+++ TEXT SHOWN

Sonia Todd (born 1959; Adelaide) is an Australian actress. She is best known for her television roles as Sgt. Georgia Rattray in Police Rescue, Meg Fountain in McLeod's Daughters and Gina Austin in the soap opera Home and Away.

Biography 
She studied at the National Institute of Dramatic Art and starred in the play Strictly Ballroom, directed by Baz Luhrmann.   She also played the waitress, Sylvia, in the film Shine directed by Scott Hicks, in the café scene where Geoffrey Rush plays Flight of the Bumblebee by Nikolai Rimsky-Korsakov to an understandably stunned audience.

Todd is married to Rhett Walton and has two sons (born in 1992 and 2000), the first from a previous relationship.

++++++

EXERCISE AIM: Pick up the Sonia Todd biography after its final sentence and continue writing it.

+++ STORED ROWS

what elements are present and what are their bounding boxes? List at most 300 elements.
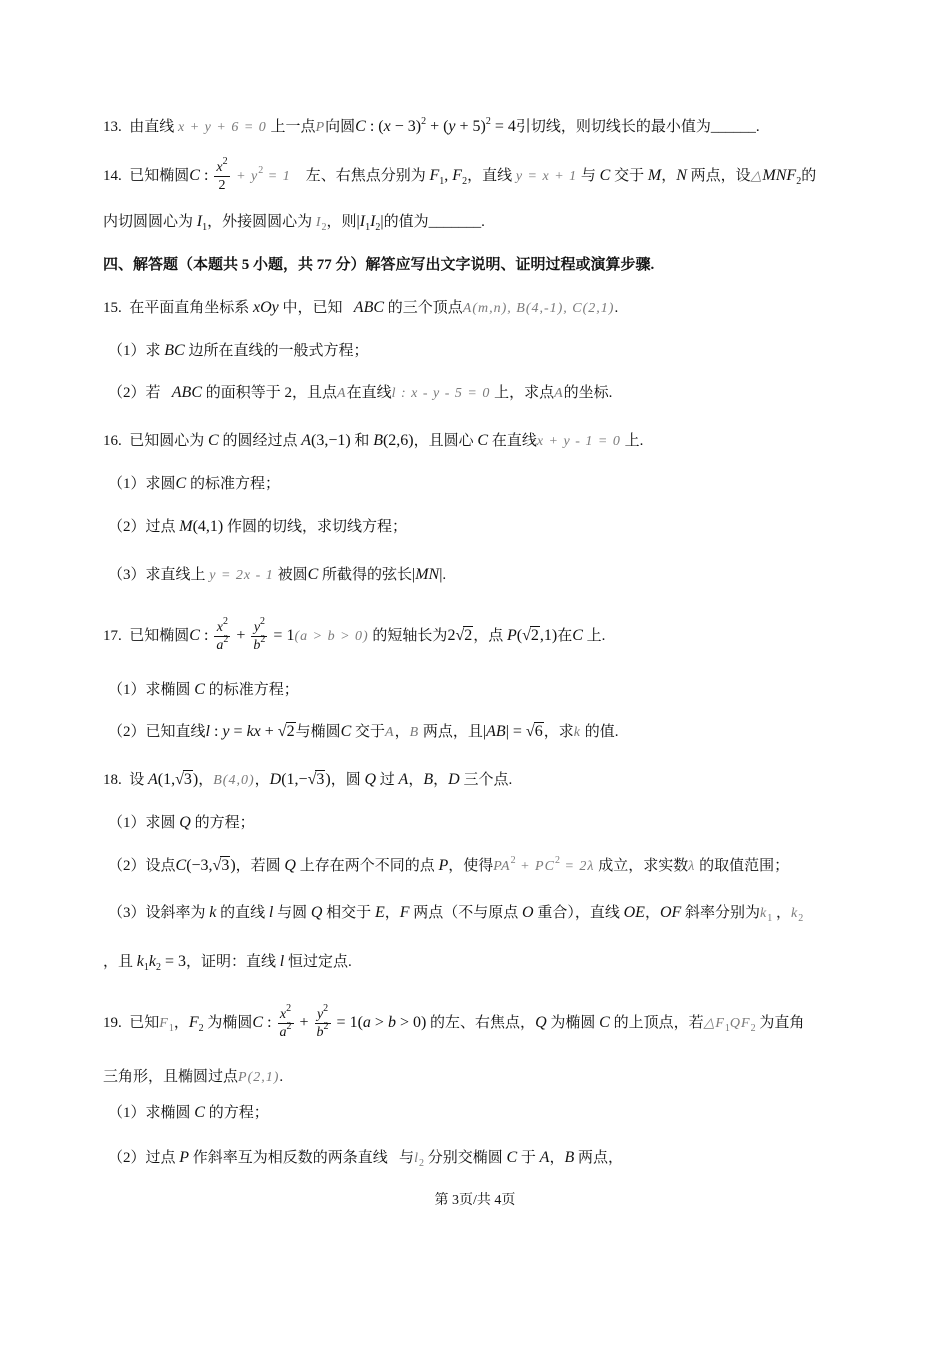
math-inline-formula: l xyxy=(414,1151,419,1166)
text-segment: 分别交椭圆 xyxy=(423,1150,507,1166)
fraction xyxy=(251,616,267,654)
text-segment: ， xyxy=(661,168,677,184)
text-segment: 引切线，则切线长的最小值为______. xyxy=(515,119,760,135)
math-text: | xyxy=(439,566,443,583)
text-segment: 作圆的切线，求切线方程； xyxy=(223,519,408,535)
subscript: 1 xyxy=(143,962,149,973)
math-symbol: C xyxy=(194,1104,205,1121)
math-symbol: C xyxy=(307,566,319,583)
question-19-part-2 xyxy=(108,1138,623,1178)
text-segment: （1）求椭圆 xyxy=(108,1105,195,1121)
math-symbol: a xyxy=(216,638,224,654)
text-segment: 上一点 xyxy=(266,119,316,135)
text-segment: ，且 xyxy=(103,954,137,970)
math-text: : ( xyxy=(365,118,384,135)
math-inline-formula: y = 2x - 1 xyxy=(209,568,274,583)
text-segment: （2）过点 xyxy=(108,519,180,535)
text-segment: 中，已知 xyxy=(278,300,354,316)
text-segment: 边所在直线的一般式方程； xyxy=(184,343,369,359)
text-segment: 的上顶点，若 xyxy=(609,1015,704,1031)
math-symbol: M xyxy=(179,518,193,535)
math-symbol: a xyxy=(279,1025,287,1041)
math-text: = xyxy=(229,723,247,740)
math-inline-formula: λ xyxy=(688,859,696,874)
math-inline-formula: A xyxy=(554,386,564,401)
math-text: | xyxy=(412,566,416,583)
text-segment: 上. xyxy=(582,628,606,644)
math-text: > 0) xyxy=(395,1014,427,1031)
math-symbol: k xyxy=(136,953,144,970)
fraction xyxy=(214,156,229,194)
math-symbol: OE xyxy=(623,904,645,921)
math-text: : xyxy=(209,723,223,740)
question-17 xyxy=(103,616,605,656)
math-symbol: l xyxy=(268,904,274,921)
math-symbol: a xyxy=(362,1014,371,1031)
question-16-part-1 xyxy=(108,464,280,504)
text-segment: 成立，求实数 xyxy=(594,858,689,874)
text-segment: （2）已知直线 xyxy=(108,724,206,740)
superscript: 2 xyxy=(286,1003,292,1015)
math-symbol: Q xyxy=(310,904,323,921)
math-symbol: k xyxy=(209,904,217,921)
math-text: | xyxy=(380,213,384,230)
question-18 xyxy=(103,760,512,800)
subscript: 1 xyxy=(724,1023,730,1034)
math-symbol: ABC xyxy=(353,299,385,316)
math-text: (2,6) xyxy=(382,432,414,449)
question-18-part-1 xyxy=(108,803,255,843)
text-segment: （1）求圆 xyxy=(108,815,180,831)
text-segment: 为椭圆 xyxy=(203,1015,253,1031)
subscript: 2 xyxy=(418,1158,424,1169)
math-inline-formula: y = x + 1 xyxy=(515,169,578,184)
math-text: ) xyxy=(192,771,199,788)
math-text: ) xyxy=(325,771,331,788)
text-segment: ， xyxy=(173,1015,189,1031)
math-symbol: P xyxy=(438,857,449,874)
fraction-denominator xyxy=(214,177,229,193)
math-symbol: MNF xyxy=(762,167,797,184)
math-text: (1,√ xyxy=(157,771,184,788)
math-symbol: C xyxy=(252,1014,264,1031)
math-text: + √ xyxy=(260,723,287,740)
fraction xyxy=(315,1003,331,1041)
math-symbol: MN xyxy=(415,566,440,583)
math-text: + ( xyxy=(426,118,449,135)
text-segment: . xyxy=(279,1069,284,1085)
superscript: 2 xyxy=(223,616,228,628)
math-symbol: b xyxy=(387,1014,396,1031)
text-segment: 与 xyxy=(577,168,600,184)
text-segment: 三个点. xyxy=(459,772,513,788)
math-symbol: P xyxy=(506,627,517,644)
math-text: + xyxy=(295,1014,313,1031)
subscript: 1 xyxy=(202,222,208,233)
text-segment: 为椭圆 xyxy=(546,1015,600,1031)
math-symbol: x xyxy=(383,118,391,135)
math-symbol: y xyxy=(253,620,261,636)
math-symbol: A xyxy=(398,771,409,788)
math-text: + 5) xyxy=(455,118,486,135)
math-symbol: Q xyxy=(284,857,296,874)
math-symbol: l xyxy=(205,723,210,740)
text-segment: 左、右焦点分别为 xyxy=(290,168,430,184)
text-segment: 与椭圆 xyxy=(295,724,341,740)
radicand: 3 xyxy=(183,771,192,788)
math-symbol: xOy xyxy=(253,299,279,316)
math-inline-formula: P(2,1) xyxy=(238,1070,280,1085)
math-text: | xyxy=(482,723,487,740)
subscript: 2 xyxy=(796,176,802,187)
text-segment: ， xyxy=(644,905,660,921)
text-segment: . xyxy=(614,300,619,316)
math-text: (1,−√ xyxy=(281,771,317,788)
text-segment: 在直线 xyxy=(346,385,392,401)
superscript: 2 xyxy=(554,855,560,866)
math-text: : xyxy=(199,627,213,644)
math-inline-formula: A xyxy=(337,386,347,401)
math-symbol: C xyxy=(506,1149,518,1166)
math-inline-formula: k xyxy=(791,906,799,921)
text-segment: 的取值范围； xyxy=(695,858,790,874)
text-segment: 为直角 xyxy=(755,1015,805,1031)
text-segment: 所截得的弦长 xyxy=(318,567,413,583)
superscript: 2 xyxy=(260,634,266,646)
text-segment: ， xyxy=(198,772,214,788)
math-inline-formula: B xyxy=(409,725,420,740)
math-symbol: C xyxy=(599,1014,610,1031)
text-segment: 内切圆圆心为 xyxy=(103,214,197,230)
radicand: 3 xyxy=(316,771,325,788)
math-symbol: B xyxy=(373,432,383,449)
text-segment: ， xyxy=(384,905,400,921)
math-symbol: b xyxy=(253,638,261,654)
math-inline-formula: + PC xyxy=(515,859,555,874)
text-segment: 的面积等于 2，且点 xyxy=(201,385,337,401)
math-inline-formula: l : x - y - 5 = 0 xyxy=(391,386,491,401)
math-text: : xyxy=(263,1014,276,1031)
text-segment: 交于 xyxy=(351,724,386,740)
text-segment: ， xyxy=(254,772,270,788)
text-segment: ，外接圆圆心为 xyxy=(207,214,316,230)
math-inline-formula: + y xyxy=(231,169,259,184)
math-symbol: I xyxy=(196,213,203,230)
math-inline-formula: I xyxy=(315,215,322,230)
text-segment: （2）过点 xyxy=(108,1150,180,1166)
question-19-line-1 xyxy=(103,1003,804,1043)
subscript: 2 xyxy=(798,913,804,924)
superscript: 2 xyxy=(222,156,228,168)
text-segment: 两点（不与原点 xyxy=(409,905,523,921)
math-symbol: A xyxy=(301,432,311,449)
math-symbol: O xyxy=(522,904,534,921)
text-segment: ，点 xyxy=(473,628,507,644)
question-15-part-2 xyxy=(108,373,612,413)
subscript: 1 xyxy=(168,1023,174,1034)
question-16 xyxy=(103,421,643,461)
math-symbol: C xyxy=(208,432,219,449)
radicand: 2 xyxy=(464,627,473,644)
text-segment: ，证明：直线 xyxy=(186,954,280,970)
text-segment: 作斜率互为相反数的两条直线 与 xyxy=(189,1150,415,1166)
text-segment: 的标准方程； xyxy=(186,476,280,492)
fraction-denominator xyxy=(214,634,230,654)
text-segment: 三角形，且椭圆过点 xyxy=(103,1069,239,1085)
math-symbol: F xyxy=(188,1014,199,1031)
text-segment: （2）设点 xyxy=(108,858,176,874)
superscript: 2 xyxy=(258,165,264,176)
math-symbol: B xyxy=(423,771,434,788)
math-inline-formula: = 1 xyxy=(263,169,291,184)
math-inline-formula: x + y - 1 = 0 xyxy=(536,434,621,449)
superscript: 2 xyxy=(323,1021,329,1033)
math-text: (4,1) xyxy=(192,518,224,535)
math-text: | xyxy=(356,213,360,230)
math-symbol: F xyxy=(399,904,410,921)
math-inline-formula: QF xyxy=(729,1016,751,1031)
math-inline-formula: A(m,n), B(4,-1), C(2,1) xyxy=(462,301,615,316)
math-symbol: C xyxy=(175,475,187,492)
text-segment: ， xyxy=(408,772,424,788)
math-symbol: B xyxy=(564,1149,575,1166)
math-symbol: ABC xyxy=(171,384,202,401)
math-text: + xyxy=(232,627,250,644)
question-14-line-1 xyxy=(103,156,816,196)
text-segment: 18. 设 xyxy=(103,772,149,788)
math-symbol: Q xyxy=(364,771,377,788)
math-inline-formula: B(4,0) xyxy=(213,773,255,788)
text-segment: 斜率分别为 xyxy=(681,905,761,921)
math-inline-formula: (a > b > 0) xyxy=(294,629,369,644)
text-segment: （3）设斜率为 xyxy=(108,905,210,921)
math-inline-formula: k xyxy=(573,725,581,740)
math-symbol: Q xyxy=(535,1014,547,1031)
text-segment: 和 xyxy=(350,433,374,449)
text-segment: 的值. xyxy=(580,724,619,740)
question-19-part-1 xyxy=(108,1093,269,1133)
math-inline-formula: k xyxy=(760,906,768,921)
math-text: , xyxy=(444,167,453,184)
math-inline-formula: = 2λ xyxy=(559,859,595,874)
superscript: 2 xyxy=(421,116,427,127)
page-number-footer: 第 3页/共 4页 xyxy=(434,1193,516,1208)
text-segment: 两点，设 xyxy=(686,168,751,184)
math-text: = 4 xyxy=(490,118,516,135)
text-segment: 上存在两个不同的点 xyxy=(295,858,439,874)
text-segment: ，求 xyxy=(543,724,574,740)
math-text: (√ xyxy=(516,627,531,644)
text-segment: 在直线 xyxy=(488,433,537,449)
math-symbol: F xyxy=(429,167,440,184)
fraction xyxy=(278,1003,294,1041)
math-symbol: C xyxy=(175,857,187,874)
math-text: : xyxy=(199,167,213,184)
math-symbol: C xyxy=(340,723,352,740)
question-15 xyxy=(103,288,618,328)
math-text: > xyxy=(370,1014,388,1031)
math-symbol: b xyxy=(316,1025,324,1041)
text-segment: 相交于 xyxy=(322,905,375,921)
math-symbol: x xyxy=(279,1007,287,1023)
subscript: 2 xyxy=(155,962,161,973)
text-segment: （1）求椭圆 xyxy=(108,682,195,698)
text-segment: 14. 已知椭圆 xyxy=(103,168,190,184)
text-segment: ，且圆心 xyxy=(413,433,478,449)
text-segment: 的左、右焦点， xyxy=(426,1015,536,1031)
fraction-denominator xyxy=(315,1021,331,1041)
math-symbol: A xyxy=(148,771,158,788)
math-symbol: y xyxy=(448,118,456,135)
text-segment: 交于 xyxy=(610,168,648,184)
question-17-part-2 xyxy=(108,712,618,752)
text-segment: 的三个顶点 xyxy=(384,300,463,316)
math-symbol: C xyxy=(194,681,205,698)
superscript: 2 xyxy=(223,634,229,646)
text-segment: ， xyxy=(433,772,449,788)
subscript: 1 xyxy=(767,913,773,924)
text-segment: ，使得 xyxy=(448,858,494,874)
text-segment: 恒过定点. xyxy=(284,954,352,970)
subscript: 2 xyxy=(321,222,327,233)
text-segment: ， xyxy=(394,724,410,740)
text-segment: 17. 已知椭圆 xyxy=(103,628,190,644)
question-16-part-3 xyxy=(108,555,446,595)
subscript: 2 xyxy=(375,222,381,233)
text-segment: 的 xyxy=(801,168,817,184)
text-segment: 15. 在平面直角坐标系 xyxy=(103,300,254,316)
text-segment: （1）求圆 xyxy=(108,476,176,492)
text-segment: 的标准方程； xyxy=(204,682,299,698)
math-symbol: x xyxy=(216,160,223,176)
math-symbol: y xyxy=(222,723,230,740)
math-symbol: C xyxy=(599,167,611,184)
math-inline-formula: P xyxy=(315,120,326,135)
question-14-line-2 xyxy=(103,202,485,242)
radicand: 2 xyxy=(286,723,295,740)
superscript: 2 xyxy=(286,1021,292,1033)
math-symbol: OF xyxy=(659,904,682,921)
math-symbol: C xyxy=(355,118,366,135)
text-segment: 重合），直线 xyxy=(533,905,624,921)
text-segment: 向圆 xyxy=(325,119,356,135)
math-text: 2√ xyxy=(447,627,465,644)
radicand: 3 xyxy=(221,857,230,874)
math-symbol: C xyxy=(189,167,200,184)
math-symbol: F xyxy=(452,167,463,184)
superscript: 2 xyxy=(260,616,266,628)
math-symbol: x xyxy=(216,620,223,636)
math-text: 2 xyxy=(218,178,226,194)
text-segment: ，则 xyxy=(326,214,357,230)
math-symbol: k xyxy=(148,953,156,970)
text-segment: 16. 已知圆心为 xyxy=(103,433,209,449)
subscript: 2 xyxy=(198,1023,204,1034)
math-inline-formula: F xyxy=(159,1016,169,1031)
text-segment: 上. xyxy=(620,433,644,449)
math-inline-formula: △ xyxy=(750,169,763,184)
text-segment: 的方程； xyxy=(204,1105,269,1121)
math-inline-formula: PA xyxy=(493,859,511,874)
superscript: 2 xyxy=(510,855,516,866)
math-text: = 1 xyxy=(269,627,295,644)
text-segment: . xyxy=(442,567,447,583)
text-segment: 的坐标. xyxy=(563,385,613,401)
math-symbol: D xyxy=(448,771,460,788)
math-symbol: C xyxy=(477,432,489,449)
math-symbol: kx xyxy=(246,723,261,740)
math-symbol: C xyxy=(572,627,583,644)
math-symbol: Q xyxy=(179,814,191,831)
math-text: ,1) xyxy=(539,627,558,644)
math-text: = 3 xyxy=(160,953,187,970)
subscript: 2 xyxy=(750,1023,756,1034)
question-19-line-2 xyxy=(103,1057,283,1097)
text-segment: 被圆 xyxy=(273,567,308,583)
question-18-part-3-line-1 xyxy=(108,893,803,933)
math-symbol: BC xyxy=(164,342,185,359)
question-13 xyxy=(103,107,760,147)
text-segment: 在 xyxy=(557,628,573,644)
fraction-denominator xyxy=(278,1021,294,1041)
math-symbol: N xyxy=(676,167,687,184)
text-segment: ， xyxy=(772,905,792,921)
text-segment: 19. 已知 xyxy=(103,1015,160,1031)
fraction-numerator xyxy=(214,156,229,177)
math-symbol: I xyxy=(359,213,366,230)
math-symbol: I xyxy=(370,213,376,230)
text-segment: 两点，且 xyxy=(419,724,483,740)
math-inline-formula: x + y + 6 = 0 xyxy=(178,120,267,135)
text-segment: 的值为_______. xyxy=(383,214,485,230)
math-text: = 1( xyxy=(332,1014,363,1031)
question-17-part-1 xyxy=(108,670,299,710)
text-segment: 两点， xyxy=(574,1150,623,1166)
math-symbol: y xyxy=(316,1007,324,1023)
text-segment: （1）求 xyxy=(108,343,165,359)
superscript: 2 xyxy=(485,116,491,127)
math-symbol: AB xyxy=(486,723,506,740)
math-symbol: M xyxy=(647,167,662,184)
text-segment: ， xyxy=(549,1150,565,1166)
text-segment: （3）求直线上 xyxy=(108,567,210,583)
math-inline-formula: △F xyxy=(703,1016,725,1031)
question-18-part-2 xyxy=(108,846,789,886)
math-symbol: l xyxy=(279,953,285,970)
radicand: 2 xyxy=(530,627,539,644)
text-segment: 上，求点 xyxy=(490,385,555,401)
text-segment: ，直线 xyxy=(467,168,516,184)
text-segment: 的圆经过点 xyxy=(218,433,302,449)
fraction xyxy=(214,616,230,654)
math-symbol: C xyxy=(189,627,200,644)
text-segment: 的方程； xyxy=(190,815,255,831)
question-16-part-2 xyxy=(108,507,407,547)
text-segment: 过 xyxy=(376,772,399,788)
math-text: − 3) xyxy=(390,118,422,135)
math-symbol: E xyxy=(374,904,385,921)
math-text: ) xyxy=(230,857,236,874)
question-15-part-1 xyxy=(108,331,368,371)
text-segment: （2）若 xyxy=(108,385,172,401)
subscript: 1 xyxy=(365,222,371,233)
math-text: (3,−1) xyxy=(310,432,351,449)
fraction-denominator xyxy=(251,634,267,654)
text-segment: ，若圆 xyxy=(235,858,285,874)
text-segment: 的短轴长为 xyxy=(368,628,448,644)
math-symbol: P xyxy=(179,1149,190,1166)
subscript: 2 xyxy=(462,176,468,187)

++++++

ANSWER FOR THE TASK:
Todd became known from the role of 'Georgia Rattray' in the television series Police Rescue, for which she won for an AFI Award in 1991. She was also nominated for an AFI Award for her role in the four-part mini-series The Potato Factory (2000).

From 2001–06, 2007, 2009 (guest), she played 'Meg Fountain' in McLeod's Daughters.

Todd held a recurring role in All Saints from late 2007 to  early 2008; she portrayed psychiatrist Dr Elizabeth Foy. She also appeared in All Saints previously, playing the part of Kate Larson

In January 2009, Todd joined the cast of Seven Network drama series Home and Away in the regular role of Gina Austin. After four years on the show, Todd decided to leave Home and Away to pursue other acting challenges. She appears in the legal drama Janet King.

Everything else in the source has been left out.